• Given records
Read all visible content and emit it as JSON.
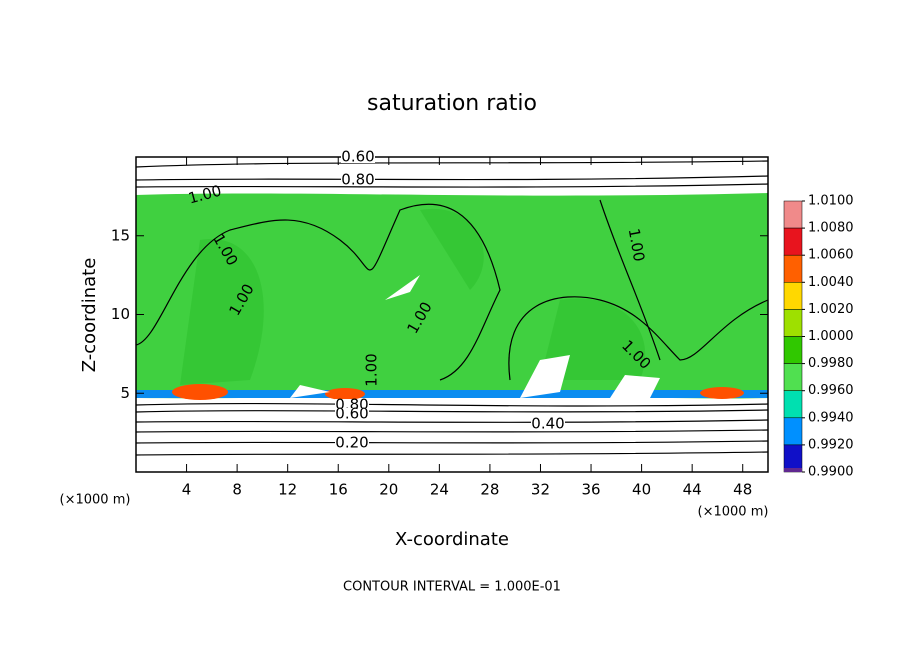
{
  "chart_data": {
    "type": "contour",
    "title": "saturation ratio",
    "x_label": "X-coordinate",
    "y_label": "Z-coordinate",
    "x_unit": "(×1000 m)",
    "footer": "CONTOUR INTERVAL = 1.000E-01",
    "xlim": [
      0,
      50
    ],
    "xticks": [
      4,
      8,
      12,
      16,
      20,
      24,
      28,
      32,
      36,
      40,
      44,
      48
    ],
    "ylim": [
      0,
      20
    ],
    "yticks": [
      5,
      10,
      15
    ],
    "contour_labels": [
      "0.60",
      "0.80",
      "1.00",
      "1.00",
      "1.00",
      "1.00",
      "1.00",
      "1.00",
      "1.00",
      "0.80",
      "0.60",
      "0.40",
      "0.20"
    ],
    "colorbar": {
      "ticks": [
        {
          "value": 1.01,
          "label": "1.0100"
        },
        {
          "value": 1.008,
          "label": "1.0080"
        },
        {
          "value": 1.006,
          "label": "1.0060"
        },
        {
          "value": 1.004,
          "label": "1.0040"
        },
        {
          "value": 1.002,
          "label": "1.0020"
        },
        {
          "value": 1.0,
          "label": "1.0000"
        },
        {
          "value": 0.998,
          "label": "0.9980"
        },
        {
          "value": 0.996,
          "label": "0.9960"
        },
        {
          "value": 0.994,
          "label": "0.9940"
        },
        {
          "value": 0.992,
          "label": "0.9920"
        },
        {
          "value": 0.99,
          "label": "0.9900"
        }
      ],
      "colors": [
        "#f08a8a",
        "#e8141e",
        "#ff6000",
        "#ffd800",
        "#9ee000",
        "#30c800",
        "#50e050",
        "#00e0b0",
        "#0090ff",
        "#1010c8",
        "#602890"
      ]
    }
  }
}
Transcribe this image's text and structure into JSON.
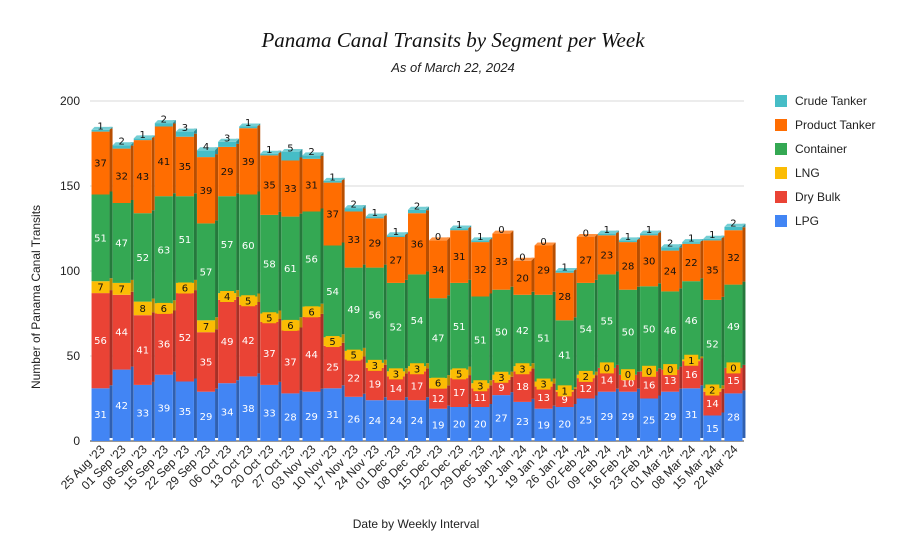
{
  "chart_data": {
    "type": "bar",
    "stacked": true,
    "title": "Panama Canal Transits by Segment per Week",
    "subtitle": "As of March 22, 2024",
    "xlabel": "Date by Weekly Interval",
    "ylabel": "Number of Panama Canal Transits",
    "ylim": [
      0,
      200
    ],
    "yticks": [
      0,
      50,
      100,
      150,
      200
    ],
    "grid": true,
    "legend_position": "right",
    "categories": [
      "25 Aug '23",
      "01 Sep '23",
      "08 Sep '23",
      "15 Sep '23",
      "22 Sep '23",
      "29 Sep '23",
      "06 Oct '23",
      "13 Oct '23",
      "20 Oct '23",
      "27 Oct '23",
      "03 Nov '23",
      "10 Nov '23",
      "17 Nov '23",
      "24 Nov '23",
      "01 Dec '23",
      "08 Dec '23",
      "15 Dec '23",
      "22 Dec '23",
      "29 Dec '23",
      "05 Jan '24",
      "12 Jan '24",
      "19 Jan '24",
      "26 Jan '24",
      "02 Feb '24",
      "09 Feb '24",
      "16 Feb '24",
      "23 Feb '24",
      "01 Mar '24",
      "08 Mar '24",
      "15 Mar '24",
      "22 Mar '24"
    ],
    "series": [
      {
        "name": "LPG",
        "color": "#4285f4",
        "values": [
          31,
          42,
          33,
          39,
          35,
          29,
          34,
          38,
          33,
          28,
          29,
          31,
          26,
          24,
          24,
          24,
          19,
          20,
          20,
          27,
          23,
          19,
          20,
          25,
          29,
          29,
          25,
          29,
          31,
          15,
          28
        ]
      },
      {
        "name": "Dry Bulk",
        "color": "#ea4335",
        "values": [
          56,
          44,
          41,
          36,
          52,
          35,
          49,
          42,
          37,
          37,
          44,
          25,
          22,
          19,
          14,
          17,
          12,
          17,
          11,
          9,
          18,
          13,
          9,
          12,
          14,
          10,
          16,
          13,
          16,
          14,
          15
        ]
      },
      {
        "name": "LNG",
        "color": "#fbbc04",
        "values": [
          7,
          7,
          8,
          6,
          6,
          7,
          4,
          5,
          5,
          6,
          6,
          5,
          5,
          3,
          3,
          3,
          6,
          5,
          3,
          3,
          3,
          3,
          1,
          2,
          0,
          0,
          0,
          0,
          1,
          2,
          0
        ]
      },
      {
        "name": "Container",
        "color": "#34a853",
        "values": [
          51,
          47,
          52,
          63,
          51,
          57,
          57,
          60,
          58,
          61,
          56,
          54,
          49,
          56,
          52,
          54,
          47,
          51,
          51,
          50,
          42,
          51,
          41,
          54,
          55,
          50,
          50,
          46,
          46,
          52,
          49
        ]
      },
      {
        "name": "Product Tanker",
        "color": "#ff6d01",
        "values": [
          37,
          32,
          43,
          41,
          35,
          39,
          29,
          39,
          35,
          33,
          31,
          37,
          33,
          29,
          27,
          36,
          34,
          31,
          32,
          33,
          20,
          29,
          28,
          27,
          23,
          28,
          30,
          24,
          22,
          35,
          32
        ]
      },
      {
        "name": "Crude Tanker",
        "color": "#46bdc6",
        "values": [
          1,
          2,
          1,
          2,
          3,
          4,
          3,
          1,
          1,
          5,
          2,
          1,
          2,
          1,
          1,
          2,
          0,
          1,
          1,
          0,
          0,
          0,
          1,
          0,
          1,
          1,
          1,
          2,
          1,
          1,
          2
        ]
      }
    ],
    "legend_order": [
      "Crude Tanker",
      "Product Tanker",
      "Container",
      "LNG",
      "Dry Bulk",
      "LPG"
    ]
  }
}
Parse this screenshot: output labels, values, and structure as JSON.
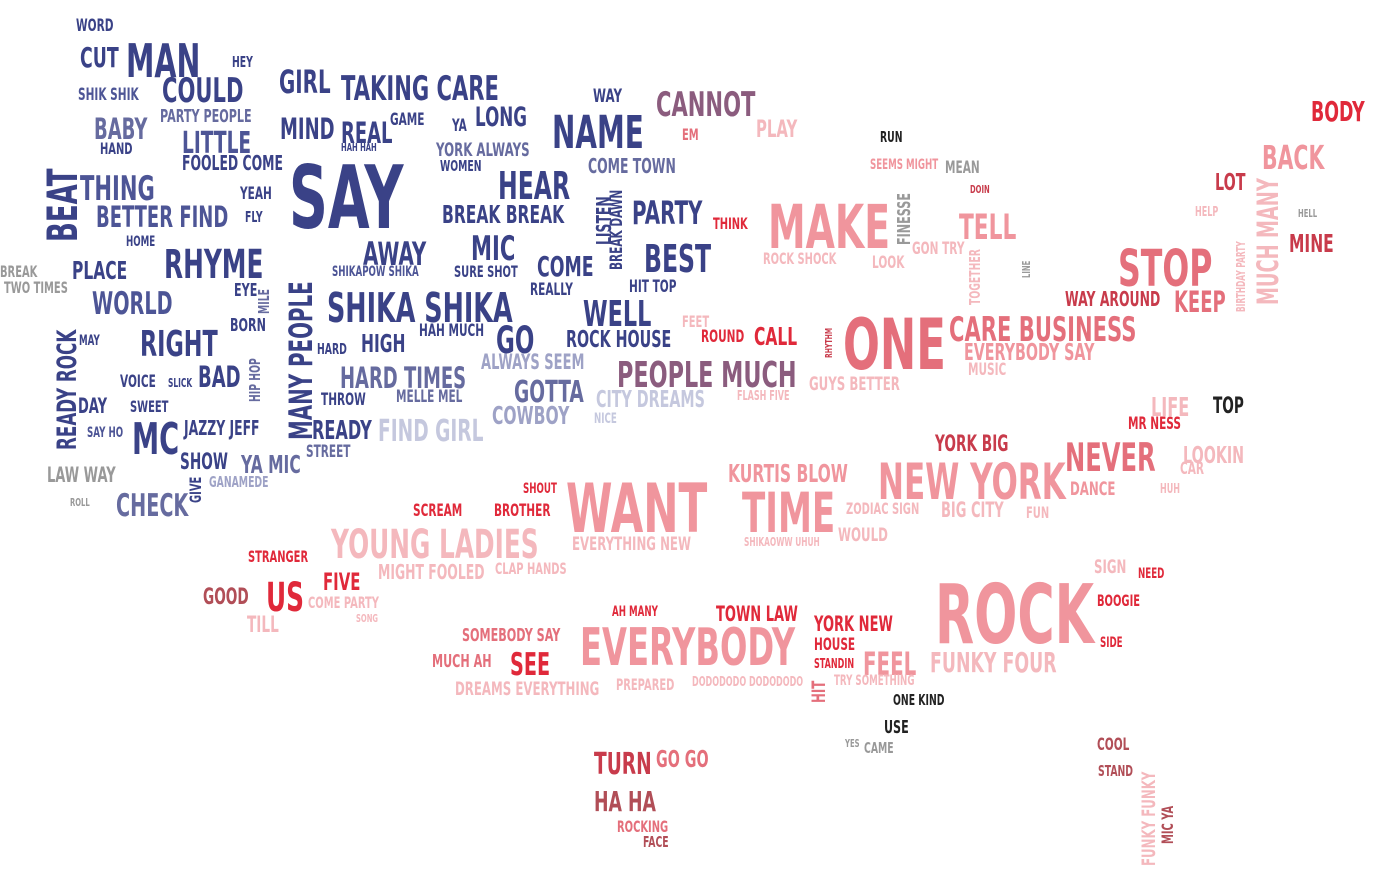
{
  "palette": {
    "navy": "#3a4287",
    "blue": "#4d5596",
    "slate": "#666b9f",
    "lavender": "#9ea2c6",
    "pale_lavender": "#c5c8de",
    "gray": "#999999",
    "mauve": "#8b5c7e",
    "red": "#e0293a",
    "crimson": "#c83b4b",
    "rose": "#e46f7b",
    "pink": "#f0959d",
    "light_pink": "#f4b8bd",
    "brown_red": "#b14e57",
    "dark": "#222222"
  },
  "words": [
    {
      "text": "WORD",
      "color": "navy"
    },
    {
      "text": "CUT",
      "color": "navy"
    },
    {
      "text": "MAN",
      "color": "navy"
    },
    {
      "text": "HEY",
      "color": "navy"
    },
    {
      "text": "GIRL",
      "color": "navy"
    },
    {
      "text": "TAKING CARE",
      "color": "navy"
    },
    {
      "text": "SHIK SHIK",
      "color": "blue"
    },
    {
      "text": "COULD",
      "color": "navy"
    },
    {
      "text": "WAY",
      "color": "navy"
    },
    {
      "text": "CANNOT",
      "color": "mauve"
    },
    {
      "text": "BODY",
      "color": "red"
    },
    {
      "text": "BABY",
      "color": "slate"
    },
    {
      "text": "PARTY PEOPLE",
      "color": "slate"
    },
    {
      "text": "MIND",
      "color": "navy"
    },
    {
      "text": "REAL",
      "color": "navy"
    },
    {
      "text": "GAME",
      "color": "navy"
    },
    {
      "text": "YA",
      "color": "navy"
    },
    {
      "text": "LONG",
      "color": "navy"
    },
    {
      "text": "NAME",
      "color": "navy"
    },
    {
      "text": "EM",
      "color": "rose"
    },
    {
      "text": "PLAY",
      "color": "light_pink"
    },
    {
      "text": "RUN",
      "color": "dark"
    },
    {
      "text": "BACK",
      "color": "pink"
    },
    {
      "text": "HAND",
      "color": "navy"
    },
    {
      "text": "LITTLE",
      "color": "blue"
    },
    {
      "text": "HAH HAH",
      "color": "navy"
    },
    {
      "text": "YORK ALWAYS",
      "color": "slate"
    },
    {
      "text": "FOOLED COME",
      "color": "navy"
    },
    {
      "text": "WOMEN",
      "color": "navy"
    },
    {
      "text": "COME TOWN",
      "color": "slate"
    },
    {
      "text": "SEEMS MIGHT",
      "color": "pink"
    },
    {
      "text": "MEAN",
      "color": "gray"
    },
    {
      "text": "LOT",
      "color": "crimson"
    },
    {
      "text": "BEAT",
      "color": "navy"
    },
    {
      "text": "THING",
      "color": "blue"
    },
    {
      "text": "SAY",
      "color": "navy"
    },
    {
      "text": "HEAR",
      "color": "navy"
    },
    {
      "text": "DOIN",
      "color": "crimson"
    },
    {
      "text": "YEAH",
      "color": "navy"
    },
    {
      "text": "BETTER FIND",
      "color": "blue"
    },
    {
      "text": "FLY",
      "color": "navy"
    },
    {
      "text": "BREAK BREAK",
      "color": "navy"
    },
    {
      "text": "LISTEN",
      "color": "navy"
    },
    {
      "text": "BREAK DAWN",
      "color": "navy"
    },
    {
      "text": "PARTY",
      "color": "navy"
    },
    {
      "text": "THINK",
      "color": "red"
    },
    {
      "text": "MAKE",
      "color": "pink"
    },
    {
      "text": "FINESSE",
      "color": "gray"
    },
    {
      "text": "TELL",
      "color": "pink"
    },
    {
      "text": "HELP",
      "color": "light_pink"
    },
    {
      "text": "HELL",
      "color": "gray"
    },
    {
      "text": "HOME",
      "color": "navy"
    },
    {
      "text": "AWAY",
      "color": "navy"
    },
    {
      "text": "MIC",
      "color": "navy"
    },
    {
      "text": "COME",
      "color": "navy"
    },
    {
      "text": "BEST",
      "color": "navy"
    },
    {
      "text": "GON TRY",
      "color": "light_pink"
    },
    {
      "text": "MUCH MANY",
      "color": "light_pink"
    },
    {
      "text": "BIRTHDAY PARTY",
      "color": "light_pink"
    },
    {
      "text": "MINE",
      "color": "crimson"
    },
    {
      "text": "RHYME",
      "color": "navy"
    },
    {
      "text": "PLACE",
      "color": "navy"
    },
    {
      "text": "MANY PEOPLE",
      "color": "navy"
    },
    {
      "text": "SHIKAPOW SHIKA",
      "color": "blue"
    },
    {
      "text": "SURE SHOT",
      "color": "navy"
    },
    {
      "text": "ROCK SHOCK",
      "color": "light_pink"
    },
    {
      "text": "LOOK",
      "color": "light_pink"
    },
    {
      "text": "TOGETHER",
      "color": "light_pink"
    },
    {
      "text": "LINE",
      "color": "gray"
    },
    {
      "text": "STOP",
      "color": "rose"
    },
    {
      "text": "BREAK",
      "color": "gray"
    },
    {
      "text": "TWO TIMES",
      "color": "gray"
    },
    {
      "text": "EYE",
      "color": "navy"
    },
    {
      "text": "MILE",
      "color": "slate"
    },
    {
      "text": "WORLD",
      "color": "blue"
    },
    {
      "text": "SHIKA SHIKA",
      "color": "navy"
    },
    {
      "text": "REALLY",
      "color": "navy"
    },
    {
      "text": "HIT TOP",
      "color": "navy"
    },
    {
      "text": "WAY AROUND",
      "color": "crimson"
    },
    {
      "text": "KEEP",
      "color": "rose"
    },
    {
      "text": "READY ROCK",
      "color": "navy"
    },
    {
      "text": "BORN",
      "color": "navy"
    },
    {
      "text": "WELL",
      "color": "navy"
    },
    {
      "text": "FEET",
      "color": "light_pink"
    },
    {
      "text": "ONE",
      "color": "rose"
    },
    {
      "text": "CARE BUSINESS",
      "color": "rose"
    },
    {
      "text": "MAY",
      "color": "navy"
    },
    {
      "text": "RIGHT",
      "color": "navy"
    },
    {
      "text": "HARD",
      "color": "navy"
    },
    {
      "text": "HIGH",
      "color": "navy"
    },
    {
      "text": "HAH MUCH",
      "color": "navy"
    },
    {
      "text": "GO",
      "color": "navy"
    },
    {
      "text": "ROCK HOUSE",
      "color": "navy"
    },
    {
      "text": "ROUND",
      "color": "red"
    },
    {
      "text": "CALL",
      "color": "red"
    },
    {
      "text": "RHYTHM",
      "color": "crimson"
    },
    {
      "text": "EVERYBODY SAY",
      "color": "pink"
    },
    {
      "text": "HIP HOP",
      "color": "slate"
    },
    {
      "text": "ALWAYS SEEM",
      "color": "lavender"
    },
    {
      "text": "PEOPLE MUCH",
      "color": "mauve"
    },
    {
      "text": "MUSIC",
      "color": "light_pink"
    },
    {
      "text": "VOICE",
      "color": "navy"
    },
    {
      "text": "SLICK",
      "color": "navy"
    },
    {
      "text": "BAD",
      "color": "navy"
    },
    {
      "text": "HARD TIMES",
      "color": "slate"
    },
    {
      "text": "GUYS BETTER",
      "color": "light_pink"
    },
    {
      "text": "FLASH FIVE",
      "color": "light_pink"
    },
    {
      "text": "THROW",
      "color": "navy"
    },
    {
      "text": "MELLE MEL",
      "color": "slate"
    },
    {
      "text": "GOTTA",
      "color": "slate"
    },
    {
      "text": "CITY DREAMS",
      "color": "pale_lavender"
    },
    {
      "text": "DAY",
      "color": "navy"
    },
    {
      "text": "SWEET",
      "color": "navy"
    },
    {
      "text": "LIFE",
      "color": "light_pink"
    },
    {
      "text": "TOP",
      "color": "dark"
    },
    {
      "text": "COWBOY",
      "color": "lavender"
    },
    {
      "text": "NICE",
      "color": "pale_lavender"
    },
    {
      "text": "MR NESS",
      "color": "red"
    },
    {
      "text": "SAY HO",
      "color": "blue"
    },
    {
      "text": "MC",
      "color": "navy"
    },
    {
      "text": "JAZZY JEFF",
      "color": "navy"
    },
    {
      "text": "READY",
      "color": "navy"
    },
    {
      "text": "FIND GIRL",
      "color": "pale_lavender"
    },
    {
      "text": "YORK BIG",
      "color": "crimson"
    },
    {
      "text": "STREET",
      "color": "slate"
    },
    {
      "text": "NEVER",
      "color": "rose"
    },
    {
      "text": "LOOKIN",
      "color": "light_pink"
    },
    {
      "text": "SHOW",
      "color": "navy"
    },
    {
      "text": "YA MIC",
      "color": "slate"
    },
    {
      "text": "CAR",
      "color": "light_pink"
    },
    {
      "text": "LAW WAY",
      "color": "gray"
    },
    {
      "text": "KURTIS BLOW",
      "color": "pink"
    },
    {
      "text": "NEW YORK",
      "color": "pink"
    },
    {
      "text": "GIVE",
      "color": "navy"
    },
    {
      "text": "GANAMEDE",
      "color": "lavender"
    },
    {
      "text": "DANCE",
      "color": "pink"
    },
    {
      "text": "HUH",
      "color": "light_pink"
    },
    {
      "text": "SHOUT",
      "color": "red"
    },
    {
      "text": "ROLL",
      "color": "gray"
    },
    {
      "text": "CHECK",
      "color": "slate"
    },
    {
      "text": "WANT",
      "color": "pink"
    },
    {
      "text": "TIME",
      "color": "pink"
    },
    {
      "text": "ZODIAC SIGN",
      "color": "light_pink"
    },
    {
      "text": "BIG CITY",
      "color": "light_pink"
    },
    {
      "text": "FUN",
      "color": "light_pink"
    },
    {
      "text": "SCREAM",
      "color": "red"
    },
    {
      "text": "BROTHER",
      "color": "red"
    },
    {
      "text": "YOUNG LADIES",
      "color": "light_pink"
    },
    {
      "text": "EVERYTHING NEW",
      "color": "light_pink"
    },
    {
      "text": "SHIKAOWW UHUH",
      "color": "light_pink"
    },
    {
      "text": "WOULD",
      "color": "light_pink"
    },
    {
      "text": "STRANGER",
      "color": "red"
    },
    {
      "text": "FIVE",
      "color": "red"
    },
    {
      "text": "MIGHT FOOLED",
      "color": "light_pink"
    },
    {
      "text": "CLAP HANDS",
      "color": "light_pink"
    },
    {
      "text": "SIGN",
      "color": "light_pink"
    },
    {
      "text": "NEED",
      "color": "red"
    },
    {
      "text": "GOOD",
      "color": "brown_red"
    },
    {
      "text": "US",
      "color": "red"
    },
    {
      "text": "COME PARTY",
      "color": "light_pink"
    },
    {
      "text": "SONG",
      "color": "light_pink"
    },
    {
      "text": "ROCK",
      "color": "pink"
    },
    {
      "text": "BOOGIE",
      "color": "red"
    },
    {
      "text": "TILL",
      "color": "light_pink"
    },
    {
      "text": "AH MANY",
      "color": "red"
    },
    {
      "text": "TOWN LAW",
      "color": "red"
    },
    {
      "text": "YORK NEW",
      "color": "red"
    },
    {
      "text": "SOMEBODY SAY",
      "color": "rose"
    },
    {
      "text": "EVERYBODY",
      "color": "pink"
    },
    {
      "text": "HOUSE",
      "color": "red"
    },
    {
      "text": "SIDE",
      "color": "red"
    },
    {
      "text": "MUCH AH",
      "color": "rose"
    },
    {
      "text": "SEE",
      "color": "red"
    },
    {
      "text": "STANDIN",
      "color": "red"
    },
    {
      "text": "FEEL",
      "color": "pink"
    },
    {
      "text": "FUNKY FOUR",
      "color": "light_pink"
    },
    {
      "text": "HIT",
      "color": "rose"
    },
    {
      "text": "TRY SOMETHING",
      "color": "light_pink"
    },
    {
      "text": "DREAMS EVERYTHING",
      "color": "light_pink"
    },
    {
      "text": "PREPARED",
      "color": "light_pink"
    },
    {
      "text": "DODODODO DODODODO",
      "color": "light_pink"
    },
    {
      "text": "ONE KIND",
      "color": "dark"
    },
    {
      "text": "USE",
      "color": "dark"
    },
    {
      "text": "YES",
      "color": "gray"
    },
    {
      "text": "CAME",
      "color": "gray"
    },
    {
      "text": "COOL",
      "color": "brown_red"
    },
    {
      "text": "TURN",
      "color": "crimson"
    },
    {
      "text": "GO GO",
      "color": "rose"
    },
    {
      "text": "STAND",
      "color": "brown_red"
    },
    {
      "text": "FUNKY FUNKY",
      "color": "light_pink"
    },
    {
      "text": "HA HA",
      "color": "brown_red"
    },
    {
      "text": "MIC YA",
      "color": "brown_red"
    },
    {
      "text": "ROCKING",
      "color": "rose"
    },
    {
      "text": "FACE",
      "color": "brown_red"
    }
  ]
}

• Exercise instructions
In the entries above, find each line with the word "MUCH" and copy it.

• Answer for this exercise
      "text": "MUCH MANY",
      "text": "HAH MUCH",
      "text": "PEOPLE MUCH",
      "text": "MUCH AH",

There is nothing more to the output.